» **Listed records**

-=-=-

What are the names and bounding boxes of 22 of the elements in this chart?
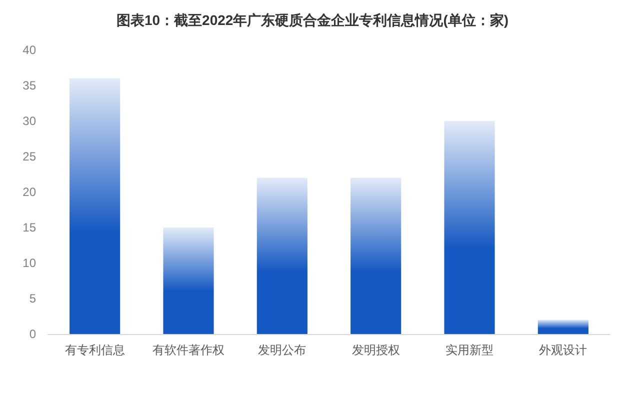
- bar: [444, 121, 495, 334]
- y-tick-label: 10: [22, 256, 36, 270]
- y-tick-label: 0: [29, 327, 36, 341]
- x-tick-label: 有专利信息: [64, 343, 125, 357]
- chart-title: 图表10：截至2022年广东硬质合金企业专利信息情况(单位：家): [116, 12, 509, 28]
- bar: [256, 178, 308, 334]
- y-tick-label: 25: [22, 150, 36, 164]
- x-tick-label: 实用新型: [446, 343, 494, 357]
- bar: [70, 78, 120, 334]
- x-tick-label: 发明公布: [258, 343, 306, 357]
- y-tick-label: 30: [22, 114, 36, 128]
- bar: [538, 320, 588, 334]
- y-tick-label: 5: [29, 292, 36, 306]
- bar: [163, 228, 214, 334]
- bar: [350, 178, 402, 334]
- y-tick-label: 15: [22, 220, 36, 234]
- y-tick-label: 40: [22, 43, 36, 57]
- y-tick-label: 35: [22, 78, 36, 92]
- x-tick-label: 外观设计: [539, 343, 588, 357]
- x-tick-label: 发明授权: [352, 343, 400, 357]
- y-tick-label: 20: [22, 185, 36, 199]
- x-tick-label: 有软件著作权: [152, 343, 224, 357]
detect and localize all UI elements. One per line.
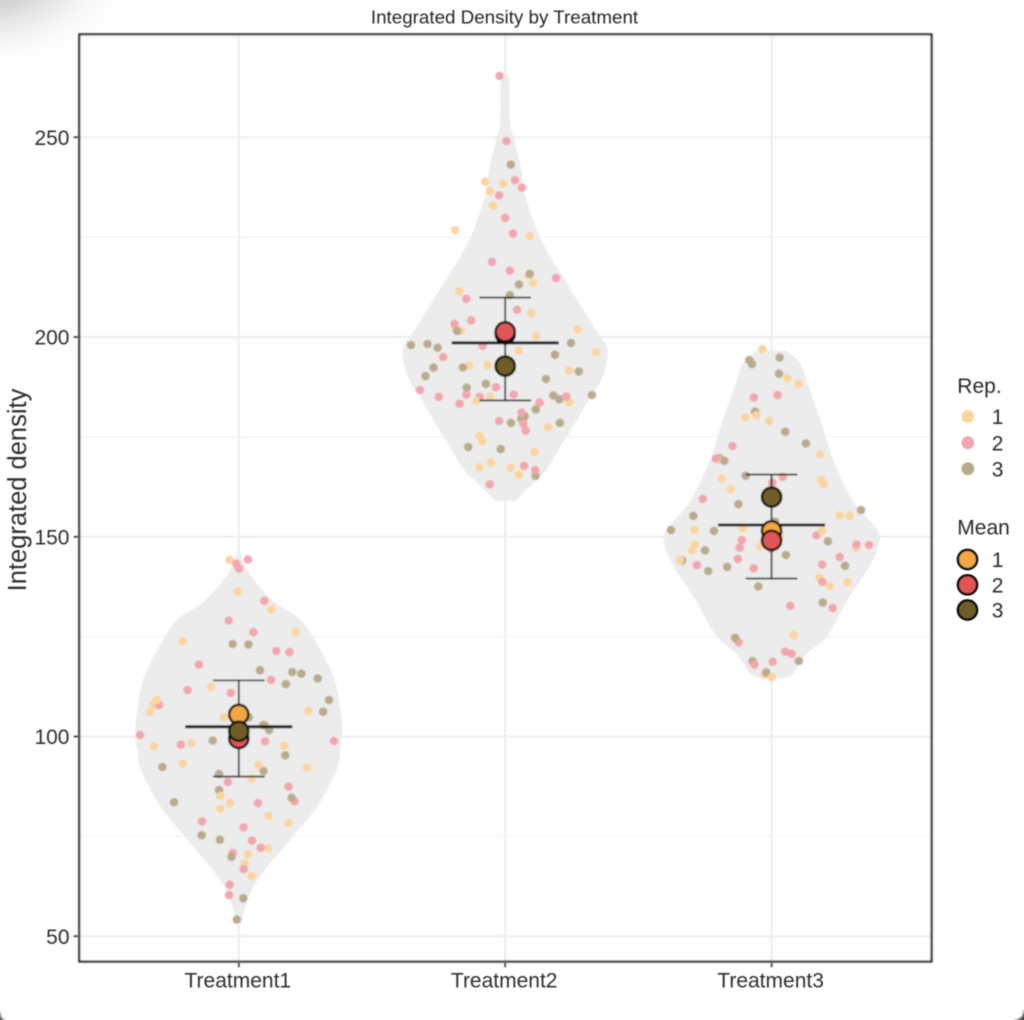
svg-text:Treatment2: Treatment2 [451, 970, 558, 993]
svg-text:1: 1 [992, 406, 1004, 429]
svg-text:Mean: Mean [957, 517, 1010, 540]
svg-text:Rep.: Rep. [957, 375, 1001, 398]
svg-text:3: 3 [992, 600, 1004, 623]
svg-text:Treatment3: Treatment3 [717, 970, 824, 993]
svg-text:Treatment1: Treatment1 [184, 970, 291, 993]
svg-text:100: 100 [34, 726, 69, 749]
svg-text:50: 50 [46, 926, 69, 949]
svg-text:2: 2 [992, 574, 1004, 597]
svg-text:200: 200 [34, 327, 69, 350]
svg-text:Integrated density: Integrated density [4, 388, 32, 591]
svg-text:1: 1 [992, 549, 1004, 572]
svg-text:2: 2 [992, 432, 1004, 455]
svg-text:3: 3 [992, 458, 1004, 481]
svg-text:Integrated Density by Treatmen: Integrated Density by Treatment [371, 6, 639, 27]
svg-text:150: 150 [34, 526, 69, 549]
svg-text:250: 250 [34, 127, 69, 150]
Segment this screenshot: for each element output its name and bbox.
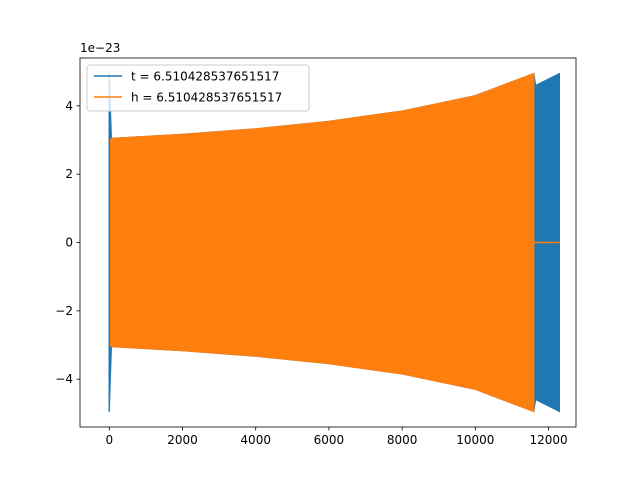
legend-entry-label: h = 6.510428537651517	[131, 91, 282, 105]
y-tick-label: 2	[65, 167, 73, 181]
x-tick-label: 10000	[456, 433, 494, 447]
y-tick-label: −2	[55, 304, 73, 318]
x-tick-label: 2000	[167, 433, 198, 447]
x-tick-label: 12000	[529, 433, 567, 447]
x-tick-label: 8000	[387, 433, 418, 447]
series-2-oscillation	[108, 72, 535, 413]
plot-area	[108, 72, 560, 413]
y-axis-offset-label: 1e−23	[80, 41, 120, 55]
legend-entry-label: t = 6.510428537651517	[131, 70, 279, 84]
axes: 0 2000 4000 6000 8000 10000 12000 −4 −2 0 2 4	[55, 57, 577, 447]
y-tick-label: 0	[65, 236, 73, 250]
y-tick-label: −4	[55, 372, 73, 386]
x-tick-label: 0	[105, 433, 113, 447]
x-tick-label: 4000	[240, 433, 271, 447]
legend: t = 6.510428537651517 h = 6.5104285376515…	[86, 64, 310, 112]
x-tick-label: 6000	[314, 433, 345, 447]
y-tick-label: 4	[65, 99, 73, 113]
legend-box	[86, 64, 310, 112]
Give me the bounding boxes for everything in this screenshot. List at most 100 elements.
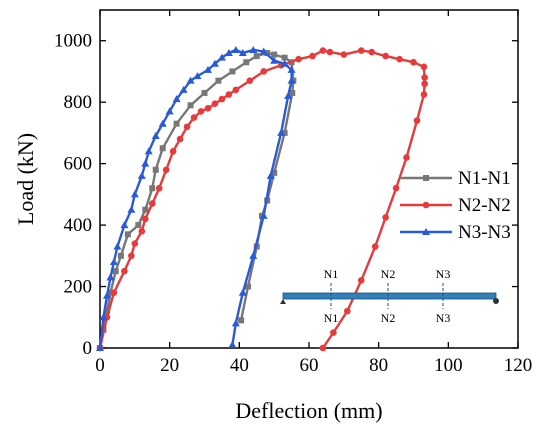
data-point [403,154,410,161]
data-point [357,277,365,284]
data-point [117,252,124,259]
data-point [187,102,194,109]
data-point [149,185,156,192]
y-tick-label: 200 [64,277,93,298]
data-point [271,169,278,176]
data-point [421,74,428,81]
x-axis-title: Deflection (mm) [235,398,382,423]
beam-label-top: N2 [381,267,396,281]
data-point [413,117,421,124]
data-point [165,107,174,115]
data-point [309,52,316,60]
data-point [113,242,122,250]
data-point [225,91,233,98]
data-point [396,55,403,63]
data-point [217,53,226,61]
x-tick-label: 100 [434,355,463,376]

-=-=-

» **What you have to do**
Convert all the material above into a JSON list of strings, with one string per line and blank lines omitted. Leave the pictures out.

» **Response for this exercise**
[
  "What are the names and bounding boxes of 22 of the elements in this chart?",
  "- bar: [444, 121, 495, 334]",
  "- y-tick-label: 10: [22, 256, 36, 270]",
  "- y-tick-label: 0: [29, 327, 36, 341]",
  "- x-tick-label: 有专利信息: [64, 343, 125, 357]",
  "- chart-title: 图表10：截至2022年广东硬质合金企业专利信息情况(单位：家): [116, 12, 509, 28]",
  "- bar: [256, 178, 308, 334]",
  "- y-tick-label: 25: [22, 150, 36, 164]",
  "- x-tick-label: 实用新型: [446, 343, 494, 357]",
  "- bar: [70, 78, 120, 334]",
  "- x-tick-label: 发明公布: [258, 343, 306, 357]",
  "- y-tick-label: 30: [22, 114, 36, 128]",
  "- bar: [538, 320, 588, 334]",
  "- y-tick-label: 5: [29, 292, 36, 306]",
  "- bar: [163, 228, 214, 334]",
  "- bar: [350, 178, 402, 334]",
  "- y-tick-label: 15: [22, 220, 36, 234]",
  "- y-tick-label: 40: [22, 43, 36, 57]",
  "- y-tick-label: 35: [22, 78, 36, 92]",
  "- x-tick-label: 外观设计: [539, 343, 588, 357]",
  "- x-tick-label: 发明授权: [352, 343, 400, 357]",
  "- y-tick-label: 20: [22, 185, 36, 199]",
  "- x-tick-label: 有软件著作权: [152, 343, 224, 357]",
  "detect and localize all UI elements. One per line.",
  "svg-text:Treatment2: Treatment2 [451, 970, 558, 993]",
  "svg-text:1: 1 [992, 406, 1004, 429]",
  "svg-text:Mean: Mean [957, 517, 1010, 540]",
  "svg-text:Rep.: Rep. [957, 375, 1001, 398]",
  "svg-text:3: 3 [992, 600, 1004, 623]",
  "svg-text:Treatment3: Treatment3 [717, 970, 824, 993]",
  "svg-text:Treatment1: Treatment1 [184, 970, 291, 993]",
  "svg-text:100: 100 [34, 726, 69, 749]",
  "svg-text:50: 50 [46, 926, 69, 949]",
  "svg-text:2: 2 [992, 574, 1004, 597]",
  "svg-text:200: 200 [34, 327, 69, 350]",
  "svg-text:Integrated density: Integrated density [4, 388, 32, 591]",
  "svg-text:1: 1 [992, 549, 1004, 572]",
  "svg-text:2: 2 [992, 432, 1004, 455]",
  "svg-text:3: 3 [992, 458, 1004, 481]",
  "svg-text:Integrated Density by Treatmen: Integrated Density by Treatment [371, 6, 639, 27]",
  "svg-text:150: 150 [34, 526, 69, 549]",
  "svg-text:250: 250 [34, 127, 69, 150]",
  "Segment this screenshot: for each element output its name and bbox.",
  "legend-entry-label: h = 6.510428537651517\t[131, 91, 282, 105]",
  "y-tick-label: 2\t[65, 167, 73, 181]",
  "x-tick-label: 10000\t[456, 433, 494, 447]",
  "y-tick-label: −2\t[55, 304, 73, 318]",
  "x-tick-label: 2000\t[167, 433, 198, 447]",
  "x-tick-label: 12000\t[529, 433, 567, 447]",
  "x-tick-label: 8000\t[387, 433, 418, 447]",
  "series-2-oscillation\t[108, 72, 535, 413]",
  "plot-area\t[108, 72, 560, 413]",
  "y-axis-offset-label: 1e−23\t[80, 41, 120, 55]",
  "legend-entry-label: t = 6.510428537651517\t[131, 70, 279, 84]",
  "axes: 0 2000 4000 6000 8000 10000 12000 −4 −2 0 2 4\t[55, 57, 577, 447]",
  "y-tick-label: 0\t[65, 236, 73, 250]",
  "y-tick-label: −4\t[55, 372, 73, 386]",
  "x-tick-label: 0\t[105, 433, 113, 447]",
  "x-tick-label: 4000\t[240, 433, 271, 447]",
  "legend: t = 6.510428537651517 h = 6.5104285376515…\t[86, 64, 310, 112]",
  "x-tick-label: 6000\t[314, 433, 345, 447]",
  "y-tick-label: 4\t[65, 99, 73, 113]",
  "legend-box\t[86, 64, 310, 112]",
  "Give me the bounding boxes for everything in this screenshot. List at most 100 elements.",
  "data-point [403,154,410,161]",
  "data-point [357,277,365,284]",
  "data-point [117,252,124,259]",
  "data-point [187,102,194,109]",
  "data-point [149,185,156,192]",
  "y-tick-label: 200 [64,277,93,298]",
  "data-point [271,169,278,176]",
  "data-point [421,74,428,81]",
  "x-axis-title: Deflection (mm) [235,398,382,423]",
  "beam-label-top: N2 [381,267,396,281]",
  "data-point [413,117,421,124]",
  "data-point [165,107,174,115]",
  "data-point [309,52,316,60]",
  "data-point [113,242,122,250]",
  "data-point [225,91,233,98]",
  "data-point [396,55,403,63]",
  "data-point [217,53,226,61]",
  "x-tick-label: 100 [434,355,463,376]"
]